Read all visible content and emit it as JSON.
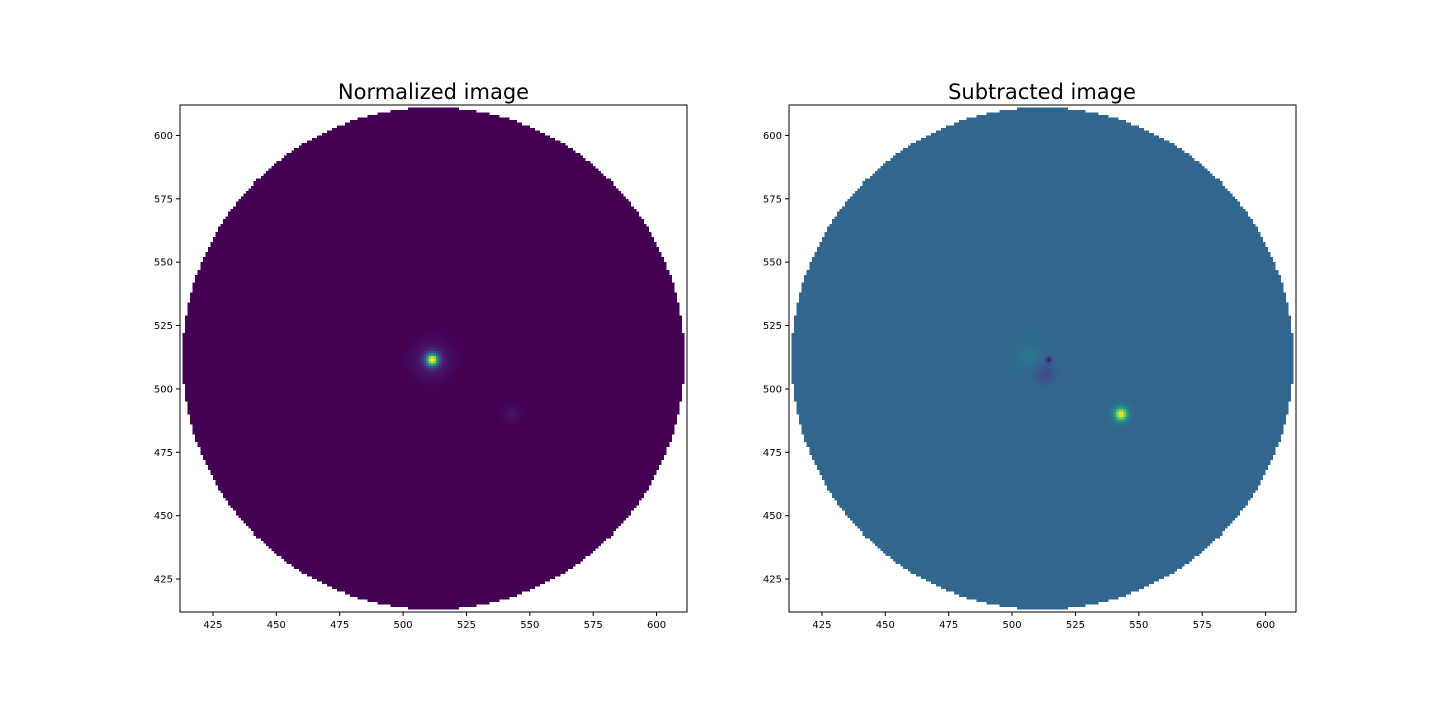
{
  "chart_data": [
    {
      "type": "heatmap",
      "title": "Normalized image",
      "xlim": [
        412,
        612
      ],
      "ylim": [
        412,
        612
      ],
      "xticks": [
        425,
        450,
        475,
        500,
        525,
        550,
        575,
        600
      ],
      "yticks": [
        425,
        450,
        475,
        500,
        525,
        550,
        575,
        600
      ],
      "colormap": "viridis",
      "mask": {
        "shape": "circle",
        "center": [
          512,
          512
        ],
        "radius": 99
      },
      "background_value": 0.0,
      "sources": [
        {
          "x": 511.5,
          "y": 511.5,
          "amplitude": 1.0,
          "sigma": 1.6
        },
        {
          "x": 511.5,
          "y": 511.5,
          "amplitude": 0.12,
          "sigma": 4.5
        },
        {
          "x": 543,
          "y": 490,
          "amplitude": 0.05,
          "sigma": 2.2
        }
      ]
    },
    {
      "type": "heatmap",
      "title": "Subtracted image",
      "xlim": [
        412,
        612
      ],
      "ylim": [
        412,
        612
      ],
      "xticks": [
        425,
        450,
        475,
        500,
        525,
        550,
        575,
        600
      ],
      "yticks": [
        425,
        450,
        475,
        500,
        525,
        550,
        575,
        600
      ],
      "colormap": "viridis",
      "mask": {
        "shape": "circle",
        "center": [
          512,
          512
        ],
        "radius": 99
      },
      "background_value": 0.33,
      "sources": [
        {
          "x": 543,
          "y": 490,
          "amplitude": 0.67,
          "sigma": 1.8
        },
        {
          "x": 514.5,
          "y": 511.5,
          "amplitude": -0.3,
          "sigma": 0.8
        },
        {
          "x": 513,
          "y": 506,
          "amplitude": -0.1,
          "sigma": 2.8
        },
        {
          "x": 507,
          "y": 513,
          "amplitude": 0.06,
          "sigma": 3.5
        }
      ]
    }
  ],
  "viridis": [
    "#440154",
    "#482878",
    "#3e4a89",
    "#31688e",
    "#26828e",
    "#1f9e89",
    "#35b779",
    "#6dcd59",
    "#b4de2c",
    "#fde725"
  ]
}
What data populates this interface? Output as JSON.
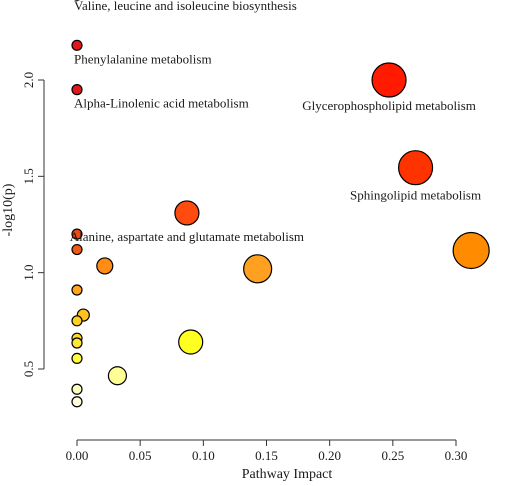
{
  "chart_data": {
    "type": "scatter",
    "title": "",
    "xlabel": "Pathway Impact",
    "ylabel": "-log10(p)",
    "xlim": [
      -0.002,
      0.33
    ],
    "ylim": [
      0.25,
      2.5
    ],
    "xticks": [
      0,
      0.05,
      0.1,
      0.15,
      0.2,
      0.25,
      0.3
    ],
    "xtick_labels": [
      "0.00",
      "0.05",
      "0.10",
      "0.15",
      "0.20",
      "0.25",
      "0.30"
    ],
    "yticks": [
      0.5,
      1.0,
      1.5,
      2.0
    ],
    "ytick_labels": [
      "0.5",
      "1.0",
      "1.5",
      "2.0"
    ],
    "grid": false,
    "points": [
      {
        "x": 0.0,
        "y": 2.44,
        "size": 5,
        "color": "#e0171b",
        "label": "Valine, leucine and isoleucine biosynthesis"
      },
      {
        "x": 0.0,
        "y": 2.18,
        "size": 5,
        "color": "#e0171b",
        "label": "Phenylalanine metabolism"
      },
      {
        "x": 0.0,
        "y": 1.95,
        "size": 5,
        "color": "#e0171b",
        "label": "Alpha-Linolenic acid metabolism"
      },
      {
        "x": 0.247,
        "y": 2.0,
        "size": 17,
        "color": "#ff1a00",
        "label": "Glycerophospholipid metabolism"
      },
      {
        "x": 0.268,
        "y": 1.545,
        "size": 17,
        "color": "#ff3300",
        "label": "Sphingolipid metabolism"
      },
      {
        "x": 0.0,
        "y": 1.2,
        "size": 5,
        "color": "#f04a14",
        "label": ""
      },
      {
        "x": 0.087,
        "y": 1.31,
        "size": 12,
        "color": "#ff4a10",
        "label": "Alanine, aspartate and glutamate metabolism"
      },
      {
        "x": 0.0,
        "y": 1.12,
        "size": 5,
        "color": "#f05a14",
        "label": ""
      },
      {
        "x": 0.022,
        "y": 1.035,
        "size": 8,
        "color": "#ff8c14",
        "label": ""
      },
      {
        "x": 0.143,
        "y": 1.02,
        "size": 14,
        "color": "#ffa020",
        "label": ""
      },
      {
        "x": 0.312,
        "y": 1.115,
        "size": 18,
        "color": "#ff8c00",
        "label": ""
      },
      {
        "x": 0.0,
        "y": 0.91,
        "size": 5,
        "color": "#ffa51e",
        "label": ""
      },
      {
        "x": 0.005,
        "y": 0.78,
        "size": 6,
        "color": "#ffc21e",
        "label": ""
      },
      {
        "x": 0.0,
        "y": 0.75,
        "size": 5,
        "color": "#ffd020",
        "label": ""
      },
      {
        "x": 0.0,
        "y": 0.66,
        "size": 5,
        "color": "#ffdc32",
        "label": ""
      },
      {
        "x": 0.0,
        "y": 0.635,
        "size": 5,
        "color": "#ffe632",
        "label": ""
      },
      {
        "x": 0.09,
        "y": 0.64,
        "size": 12,
        "color": "#ffff20",
        "label": ""
      },
      {
        "x": 0.0,
        "y": 0.555,
        "size": 5,
        "color": "#ffff3c",
        "label": ""
      },
      {
        "x": 0.032,
        "y": 0.465,
        "size": 9,
        "color": "#ffff96",
        "label": ""
      },
      {
        "x": 0.0,
        "y": 0.395,
        "size": 5,
        "color": "#ffffbe",
        "label": ""
      },
      {
        "x": 0.0,
        "y": 0.33,
        "size": 5,
        "color": "#ffffdc",
        "label": ""
      }
    ]
  }
}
────
## Direction
Each line above is to be copied verbatim. Drop any image from the copy.

## Expected answer
Read all visible content and emit it as JSON.
{
  "chart_data": [
    {
      "type": "heatmap",
      "title": "Normalized image",
      "xlim": [
        412,
        612
      ],
      "ylim": [
        412,
        612
      ],
      "xticks": [
        425,
        450,
        475,
        500,
        525,
        550,
        575,
        600
      ],
      "yticks": [
        425,
        450,
        475,
        500,
        525,
        550,
        575,
        600
      ],
      "colormap": "viridis",
      "mask": {
        "shape": "circle",
        "center": [
          512,
          512
        ],
        "radius": 99
      },
      "background_value": 0.0,
      "sources": [
        {
          "x": 511.5,
          "y": 511.5,
          "amplitude": 1.0,
          "sigma": 1.6
        },
        {
          "x": 511.5,
          "y": 511.5,
          "amplitude": 0.12,
          "sigma": 4.5
        },
        {
          "x": 543,
          "y": 490,
          "amplitude": 0.05,
          "sigma": 2.2
        }
      ]
    },
    {
      "type": "heatmap",
      "title": "Subtracted image",
      "xlim": [
        412,
        612
      ],
      "ylim": [
        412,
        612
      ],
      "xticks": [
        425,
        450,
        475,
        500,
        525,
        550,
        575,
        600
      ],
      "yticks": [
        425,
        450,
        475,
        500,
        525,
        550,
        575,
        600
      ],
      "colormap": "viridis",
      "mask": {
        "shape": "circle",
        "center": [
          512,
          512
        ],
        "radius": 99
      },
      "background_value": 0.33,
      "sources": [
        {
          "x": 543,
          "y": 490,
          "amplitude": 0.67,
          "sigma": 1.8
        },
        {
          "x": 514.5,
          "y": 511.5,
          "amplitude": -0.3,
          "sigma": 0.8
        },
        {
          "x": 513,
          "y": 506,
          "amplitude": -0.1,
          "sigma": 2.8
        },
        {
          "x": 507,
          "y": 513,
          "amplitude": 0.06,
          "sigma": 3.5
        }
      ]
    }
  ],
  "viridis": [
    "#440154",
    "#482878",
    "#3e4a89",
    "#31688e",
    "#26828e",
    "#1f9e89",
    "#35b779",
    "#6dcd59",
    "#b4de2c",
    "#fde725"
  ]
}
What data populates this interface? Output as JSON.
{
  "chart_data": {
    "type": "scatter",
    "title": "",
    "xlabel": "Pathway Impact",
    "ylabel": "-log10(p)",
    "xlim": [
      -0.002,
      0.33
    ],
    "ylim": [
      0.25,
      2.5
    ],
    "xticks": [
      0,
      0.05,
      0.1,
      0.15,
      0.2,
      0.25,
      0.3
    ],
    "xtick_labels": [
      "0.00",
      "0.05",
      "0.10",
      "0.15",
      "0.20",
      "0.25",
      "0.30"
    ],
    "yticks": [
      0.5,
      1.0,
      1.5,
      2.0
    ],
    "ytick_labels": [
      "0.5",
      "1.0",
      "1.5",
      "2.0"
    ],
    "grid": false,
    "points": [
      {
        "x": 0.0,
        "y": 2.44,
        "size": 5,
        "color": "#e0171b",
        "label": "Valine, leucine and isoleucine biosynthesis"
      },
      {
        "x": 0.0,
        "y": 2.18,
        "size": 5,
        "color": "#e0171b",
        "label": "Phenylalanine metabolism"
      },
      {
        "x": 0.0,
        "y": 1.95,
        "size": 5,
        "color": "#e0171b",
        "label": "Alpha-Linolenic acid metabolism"
      },
      {
        "x": 0.247,
        "y": 2.0,
        "size": 17,
        "color": "#ff1a00",
        "label": "Glycerophospholipid metabolism"
      },
      {
        "x": 0.268,
        "y": 1.545,
        "size": 17,
        "color": "#ff3300",
        "label": "Sphingolipid metabolism"
      },
      {
        "x": 0.0,
        "y": 1.2,
        "size": 5,
        "color": "#f04a14",
        "label": ""
      },
      {
        "x": 0.087,
        "y": 1.31,
        "size": 12,
        "color": "#ff4a10",
        "label": "Alanine, aspartate and glutamate metabolism"
      },
      {
        "x": 0.0,
        "y": 1.12,
        "size": 5,
        "color": "#f05a14",
        "label": ""
      },
      {
        "x": 0.022,
        "y": 1.035,
        "size": 8,
        "color": "#ff8c14",
        "label": ""
      },
      {
        "x": 0.143,
        "y": 1.02,
        "size": 14,
        "color": "#ffa020",
        "label": ""
      },
      {
        "x": 0.312,
        "y": 1.115,
        "size": 18,
        "color": "#ff8c00",
        "label": ""
      },
      {
        "x": 0.0,
        "y": 0.91,
        "size": 5,
        "color": "#ffa51e",
        "label": ""
      },
      {
        "x": 0.005,
        "y": 0.78,
        "size": 6,
        "color": "#ffc21e",
        "label": ""
      },
      {
        "x": 0.0,
        "y": 0.75,
        "size": 5,
        "color": "#ffd020",
        "label": ""
      },
      {
        "x": 0.0,
        "y": 0.66,
        "size": 5,
        "color": "#ffdc32",
        "label": ""
      },
      {
        "x": 0.0,
        "y": 0.635,
        "size": 5,
        "color": "#ffe632",
        "label": ""
      },
      {
        "x": 0.09,
        "y": 0.64,
        "size": 12,
        "color": "#ffff20",
        "label": ""
      },
      {
        "x": 0.0,
        "y": 0.555,
        "size": 5,
        "color": "#ffff3c",
        "label": ""
      },
      {
        "x": 0.032,
        "y": 0.465,
        "size": 9,
        "color": "#ffff96",
        "label": ""
      },
      {
        "x": 0.0,
        "y": 0.395,
        "size": 5,
        "color": "#ffffbe",
        "label": ""
      },
      {
        "x": 0.0,
        "y": 0.33,
        "size": 5,
        "color": "#ffffdc",
        "label": ""
      }
    ]
  }
}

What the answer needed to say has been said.